Exercise instructions:
When copying the records below, keep every word as it is and drop the images.

Records excerpted from a collection:
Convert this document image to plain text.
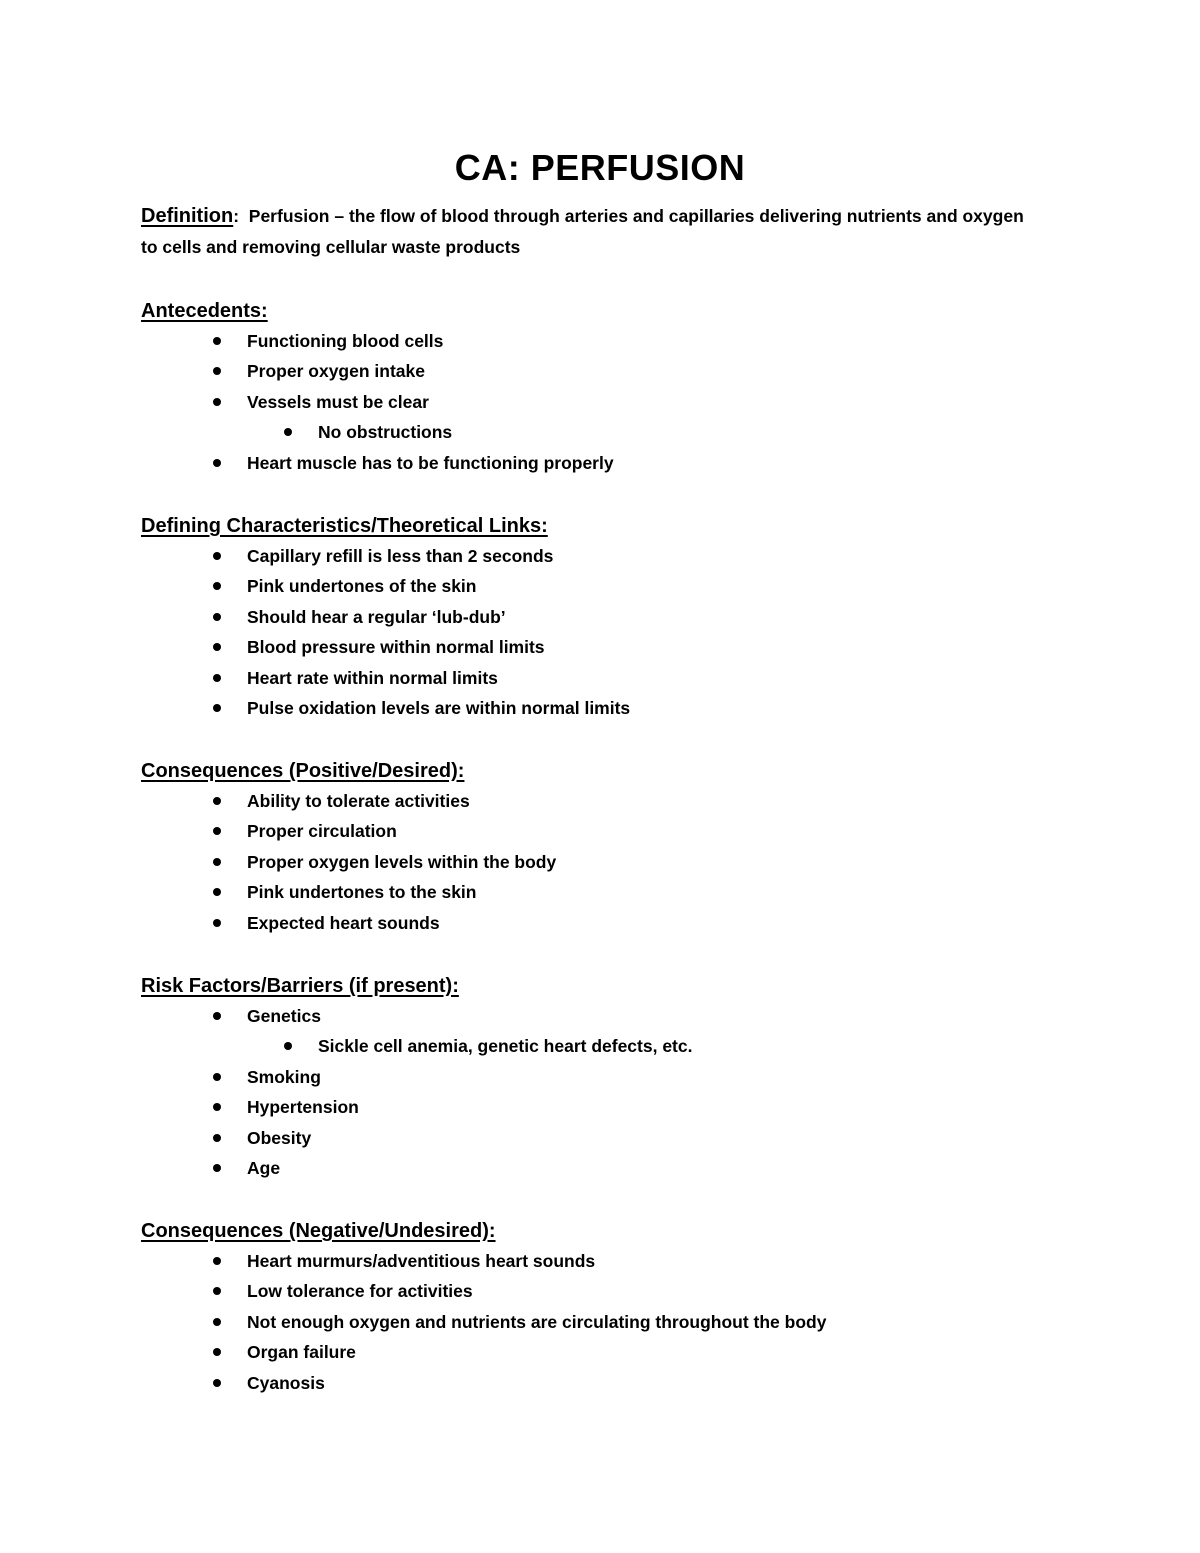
CA: PERFUSION
Definition:  Perfusion – the flow of blood through arteries and capillaries delivering nutrients and oxygen to cells and removing cellular waste products
Antecedents:
Functioning blood cells
Proper oxygen intake
Vessels must be clear
No obstructions
Heart muscle has to be functioning properly
Defining Characteristics/Theoretical Links:
Capillary refill is less than 2 seconds
Pink undertones of the skin
Should hear a regular ‘lub-dub’
Blood pressure within normal limits
Heart rate within normal limits
Pulse oxidation levels are within normal limits
Consequences (Positive/Desired):
Ability to tolerate activities
Proper circulation
Proper oxygen levels within the body
Pink undertones to the skin
Expected heart sounds
Risk Factors/Barriers (if present):
Genetics
Sickle cell anemia, genetic heart defects, etc.
Smoking
Hypertension
Obesity
Age
Consequences (Negative/Undesired):
Heart murmurs/adventitious heart sounds
Low tolerance for activities
Not enough oxygen and nutrients are circulating throughout the body
Organ failure
Cyanosis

Response to this task:
Convert this document image to plain text.
CA: PERFUSION
Definition:  Perfusion – the flow of blood through arteries and capillaries delivering nutrients and oxygen to cells and removing cellular waste products
Antecedents:
Functioning blood cells
Proper oxygen intake
Vessels must be clear
No obstructions
Heart muscle has to be functioning properly
Defining Characteristics/Theoretical Links:
Capillary refill is less than 2 seconds
Pink undertones of the skin
Should hear a regular ‘lub-dub’
Blood pressure within normal limits
Heart rate within normal limits
Pulse oxidation levels are within normal limits
Consequences (Positive/Desired):
Ability to tolerate activities
Proper circulation
Proper oxygen levels within the body
Pink undertones to the skin
Expected heart sounds
Risk Factors/Barriers (if present):
Genetics
Sickle cell anemia, genetic heart defects, etc.
Smoking
Hypertension
Obesity
Age
Consequences (Negative/Undesired):
Heart murmurs/adventitious heart sounds
Low tolerance for activities
Not enough oxygen and nutrients are circulating throughout the body
Organ failure
Cyanosis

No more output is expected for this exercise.